— begin —
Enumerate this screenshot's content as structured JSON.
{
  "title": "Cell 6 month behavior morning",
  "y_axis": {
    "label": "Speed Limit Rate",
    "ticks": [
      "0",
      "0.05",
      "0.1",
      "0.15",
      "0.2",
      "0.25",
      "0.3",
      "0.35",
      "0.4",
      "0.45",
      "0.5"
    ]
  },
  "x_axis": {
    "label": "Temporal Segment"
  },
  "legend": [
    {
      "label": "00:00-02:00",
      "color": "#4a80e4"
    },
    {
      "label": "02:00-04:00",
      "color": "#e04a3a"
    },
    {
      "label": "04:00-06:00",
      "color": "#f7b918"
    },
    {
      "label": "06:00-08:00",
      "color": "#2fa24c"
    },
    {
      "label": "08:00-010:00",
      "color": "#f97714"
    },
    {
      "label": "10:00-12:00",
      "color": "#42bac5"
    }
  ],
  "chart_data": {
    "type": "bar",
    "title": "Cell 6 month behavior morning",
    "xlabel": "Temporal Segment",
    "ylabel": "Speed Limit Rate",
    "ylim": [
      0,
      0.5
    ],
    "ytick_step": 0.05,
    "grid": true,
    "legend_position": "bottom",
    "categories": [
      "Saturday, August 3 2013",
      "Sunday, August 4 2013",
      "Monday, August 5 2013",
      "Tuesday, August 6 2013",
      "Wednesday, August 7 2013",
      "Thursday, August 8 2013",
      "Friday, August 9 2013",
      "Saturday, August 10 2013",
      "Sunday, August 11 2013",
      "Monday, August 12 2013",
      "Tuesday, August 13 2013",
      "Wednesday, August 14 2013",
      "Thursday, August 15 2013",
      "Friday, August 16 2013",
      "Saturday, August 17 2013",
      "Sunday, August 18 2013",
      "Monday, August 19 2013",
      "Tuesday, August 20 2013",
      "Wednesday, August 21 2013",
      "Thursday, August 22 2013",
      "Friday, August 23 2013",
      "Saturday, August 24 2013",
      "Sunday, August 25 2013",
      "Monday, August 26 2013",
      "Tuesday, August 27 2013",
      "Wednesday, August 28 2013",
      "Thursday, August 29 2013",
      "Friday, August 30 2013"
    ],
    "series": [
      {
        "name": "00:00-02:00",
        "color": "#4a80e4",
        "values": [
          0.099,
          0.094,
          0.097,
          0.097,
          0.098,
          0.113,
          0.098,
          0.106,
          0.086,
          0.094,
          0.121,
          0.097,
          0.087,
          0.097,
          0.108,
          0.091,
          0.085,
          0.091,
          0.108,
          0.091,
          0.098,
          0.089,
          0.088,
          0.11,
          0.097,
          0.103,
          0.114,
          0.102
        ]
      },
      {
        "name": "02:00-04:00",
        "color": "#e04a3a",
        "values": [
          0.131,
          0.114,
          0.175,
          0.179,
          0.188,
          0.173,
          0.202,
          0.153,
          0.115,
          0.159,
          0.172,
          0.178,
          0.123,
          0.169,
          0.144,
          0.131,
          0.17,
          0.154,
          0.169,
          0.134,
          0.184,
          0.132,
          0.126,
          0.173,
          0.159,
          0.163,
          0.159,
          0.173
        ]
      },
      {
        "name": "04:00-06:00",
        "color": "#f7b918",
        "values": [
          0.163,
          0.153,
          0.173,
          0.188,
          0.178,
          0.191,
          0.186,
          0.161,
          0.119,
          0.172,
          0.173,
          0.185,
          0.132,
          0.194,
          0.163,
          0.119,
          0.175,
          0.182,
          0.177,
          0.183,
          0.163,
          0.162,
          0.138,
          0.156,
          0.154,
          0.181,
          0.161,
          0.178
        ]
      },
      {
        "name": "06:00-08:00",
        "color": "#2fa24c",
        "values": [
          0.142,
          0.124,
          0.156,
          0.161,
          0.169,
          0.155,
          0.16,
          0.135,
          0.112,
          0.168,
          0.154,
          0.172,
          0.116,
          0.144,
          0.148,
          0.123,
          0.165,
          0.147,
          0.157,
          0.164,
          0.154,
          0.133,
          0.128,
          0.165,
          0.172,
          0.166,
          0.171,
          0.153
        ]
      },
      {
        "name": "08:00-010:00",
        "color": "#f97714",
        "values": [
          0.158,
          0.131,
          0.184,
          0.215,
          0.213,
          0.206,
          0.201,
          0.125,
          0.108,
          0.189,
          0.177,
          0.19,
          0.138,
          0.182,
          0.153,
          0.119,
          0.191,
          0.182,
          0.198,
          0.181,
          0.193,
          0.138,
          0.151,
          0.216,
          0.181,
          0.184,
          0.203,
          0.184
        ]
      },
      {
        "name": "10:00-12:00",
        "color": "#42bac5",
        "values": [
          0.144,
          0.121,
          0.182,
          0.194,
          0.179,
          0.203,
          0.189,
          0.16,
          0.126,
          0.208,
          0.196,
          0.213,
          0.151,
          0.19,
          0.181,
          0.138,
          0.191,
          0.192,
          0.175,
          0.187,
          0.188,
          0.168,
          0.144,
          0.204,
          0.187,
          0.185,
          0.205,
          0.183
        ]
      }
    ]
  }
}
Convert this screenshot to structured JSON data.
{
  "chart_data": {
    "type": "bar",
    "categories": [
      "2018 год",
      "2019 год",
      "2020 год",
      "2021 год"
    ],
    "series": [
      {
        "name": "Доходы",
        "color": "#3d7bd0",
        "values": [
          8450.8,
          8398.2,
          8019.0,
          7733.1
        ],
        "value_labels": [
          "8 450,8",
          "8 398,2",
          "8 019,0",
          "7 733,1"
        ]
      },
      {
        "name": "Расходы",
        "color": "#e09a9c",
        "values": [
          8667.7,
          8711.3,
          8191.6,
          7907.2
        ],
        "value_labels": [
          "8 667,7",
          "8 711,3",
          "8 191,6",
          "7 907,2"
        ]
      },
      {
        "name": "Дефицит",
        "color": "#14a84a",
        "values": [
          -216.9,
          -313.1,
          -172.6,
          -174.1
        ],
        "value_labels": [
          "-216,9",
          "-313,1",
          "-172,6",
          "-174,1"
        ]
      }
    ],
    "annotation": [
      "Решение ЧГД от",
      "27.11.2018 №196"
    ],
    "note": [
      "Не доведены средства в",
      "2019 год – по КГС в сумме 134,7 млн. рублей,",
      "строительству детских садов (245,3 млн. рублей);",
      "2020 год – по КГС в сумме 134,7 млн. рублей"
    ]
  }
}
— end —
- [YOUR GOAL]: Extract each line of the listing above, copying it word for word.

- [SOLUTION TO THE PROBLEM]:
Enumerate this screenshot's content as structured JSON.
{
  "title": "Cell 6 month behavior morning",
  "y_axis": {
    "label": "Speed Limit Rate",
    "ticks": [
      "0",
      "0.05",
      "0.1",
      "0.15",
      "0.2",
      "0.25",
      "0.3",
      "0.35",
      "0.4",
      "0.45",
      "0.5"
    ]
  },
  "x_axis": {
    "label": "Temporal Segment"
  },
  "legend": [
    {
      "label": "00:00-02:00",
      "color": "#4a80e4"
    },
    {
      "label": "02:00-04:00",
      "color": "#e04a3a"
    },
    {
      "label": "04:00-06:00",
      "color": "#f7b918"
    },
    {
      "label": "06:00-08:00",
      "color": "#2fa24c"
    },
    {
      "label": "08:00-010:00",
      "color": "#f97714"
    },
    {
      "label": "10:00-12:00",
      "color": "#42bac5"
    }
  ],
  "chart_data": {
    "type": "bar",
    "title": "Cell 6 month behavior morning",
    "xlabel": "Temporal Segment",
    "ylabel": "Speed Limit Rate",
    "ylim": [
      0,
      0.5
    ],
    "ytick_step": 0.05,
    "grid": true,
    "legend_position": "bottom",
    "categories": [
      "Saturday, August 3 2013",
      "Sunday, August 4 2013",
      "Monday, August 5 2013",
      "Tuesday, August 6 2013",
      "Wednesday, August 7 2013",
      "Thursday, August 8 2013",
      "Friday, August 9 2013",
      "Saturday, August 10 2013",
      "Sunday, August 11 2013",
      "Monday, August 12 2013",
      "Tuesday, August 13 2013",
      "Wednesday, August 14 2013",
      "Thursday, August 15 2013",
      "Friday, August 16 2013",
      "Saturday, August 17 2013",
      "Sunday, August 18 2013",
      "Monday, August 19 2013",
      "Tuesday, August 20 2013",
      "Wednesday, August 21 2013",
      "Thursday, August 22 2013",
      "Friday, August 23 2013",
      "Saturday, August 24 2013",
      "Sunday, August 25 2013",
      "Monday, August 26 2013",
      "Tuesday, August 27 2013",
      "Wednesday, August 28 2013",
      "Thursday, August 29 2013",
      "Friday, August 30 2013"
    ],
    "series": [
      {
        "name": "00:00-02:00",
        "color": "#4a80e4",
        "values": [
          0.099,
          0.094,
          0.097,
          0.097,
          0.098,
          0.113,
          0.098,
          0.106,
          0.086,
          0.094,
          0.121,
          0.097,
          0.087,
          0.097,
          0.108,
          0.091,
          0.085,
          0.091,
          0.108,
          0.091,
          0.098,
          0.089,
          0.088,
          0.11,
          0.097,
          0.103,
          0.114,
          0.102
        ]
      },
      {
        "name": "02:00-04:00",
        "color": "#e04a3a",
        "values": [
          0.131,
          0.114,
          0.175,
          0.179,
          0.188,
          0.173,
          0.202,
          0.153,
          0.115,
          0.159,
          0.172,
          0.178,
          0.123,
          0.169,
          0.144,
          0.131,
          0.17,
          0.154,
          0.169,
          0.134,
          0.184,
          0.132,
          0.126,
          0.173,
          0.159,
          0.163,
          0.159,
          0.173
        ]
      },
      {
        "name": "04:00-06:00",
        "color": "#f7b918",
        "values": [
          0.163,
          0.153,
          0.173,
          0.188,
          0.178,
          0.191,
          0.186,
          0.161,
          0.119,
          0.172,
          0.173,
          0.185,
          0.132,
          0.194,
          0.163,
          0.119,
          0.175,
          0.182,
          0.177,
          0.183,
          0.163,
          0.162,
          0.138,
          0.156,
          0.154,
          0.181,
          0.161,
          0.178
        ]
      },
      {
        "name": "06:00-08:00",
        "color": "#2fa24c",
        "values": [
          0.142,
          0.124,
          0.156,
          0.161,
          0.169,
          0.155,
          0.16,
          0.135,
          0.112,
          0.168,
          0.154,
          0.172,
          0.116,
          0.144,
          0.148,
          0.123,
          0.165,
          0.147,
          0.157,
          0.164,
          0.154,
          0.133,
          0.128,
          0.165,
          0.172,
          0.166,
          0.171,
          0.153
        ]
      },
      {
        "name": "08:00-010:00",
        "color": "#f97714",
        "values": [
          0.158,
          0.131,
          0.184,
          0.215,
          0.213,
          0.206,
          0.201,
          0.125,
          0.108,
          0.189,
          0.177,
          0.19,
          0.138,
          0.182,
          0.153,
          0.119,
          0.191,
          0.182,
          0.198,
          0.181,
          0.193,
          0.138,
          0.151,
          0.216,
          0.181,
          0.184,
          0.203,
          0.184
        ]
      },
      {
        "name": "10:00-12:00",
        "color": "#42bac5",
        "values": [
          0.144,
          0.121,
          0.182,
          0.194,
          0.179,
          0.203,
          0.189,
          0.16,
          0.126,
          0.208,
          0.196,
          0.213,
          0.151,
          0.19,
          0.181,
          0.138,
          0.191,
          0.192,
          0.175,
          0.187,
          0.188,
          0.168,
          0.144,
          0.204,
          0.187,
          0.185,
          0.205,
          0.183
        ]
      }
    ]
  }
}
Convert this screenshot to structured JSON data.
{
  "chart_data": {
    "type": "bar",
    "categories": [
      "2018 год",
      "2019 год",
      "2020 год",
      "2021 год"
    ],
    "series": [
      {
        "name": "Доходы",
        "color": "#3d7bd0",
        "values": [
          8450.8,
          8398.2,
          8019.0,
          7733.1
        ],
        "value_labels": [
          "8 450,8",
          "8 398,2",
          "8 019,0",
          "7 733,1"
        ]
      },
      {
        "name": "Расходы",
        "color": "#e09a9c",
        "values": [
          8667.7,
          8711.3,
          8191.6,
          7907.2
        ],
        "value_labels": [
          "8 667,7",
          "8 711,3",
          "8 191,6",
          "7 907,2"
        ]
      },
      {
        "name": "Дефицит",
        "color": "#14a84a",
        "values": [
          -216.9,
          -313.1,
          -172.6,
          -174.1
        ],
        "value_labels": [
          "-216,9",
          "-313,1",
          "-172,6",
          "-174,1"
        ]
      }
    ],
    "annotation": [
      "Решение ЧГД от",
      "27.11.2018 №196"
    ],
    "note": [
      "Не доведены средства в",
      "2019 год – по КГС в сумме 134,7 млн. рублей,",
      "строительству детских садов (245,3 млн. рублей);",
      "2020 год – по КГС в сумме 134,7 млн. рублей"
    ]
  }
}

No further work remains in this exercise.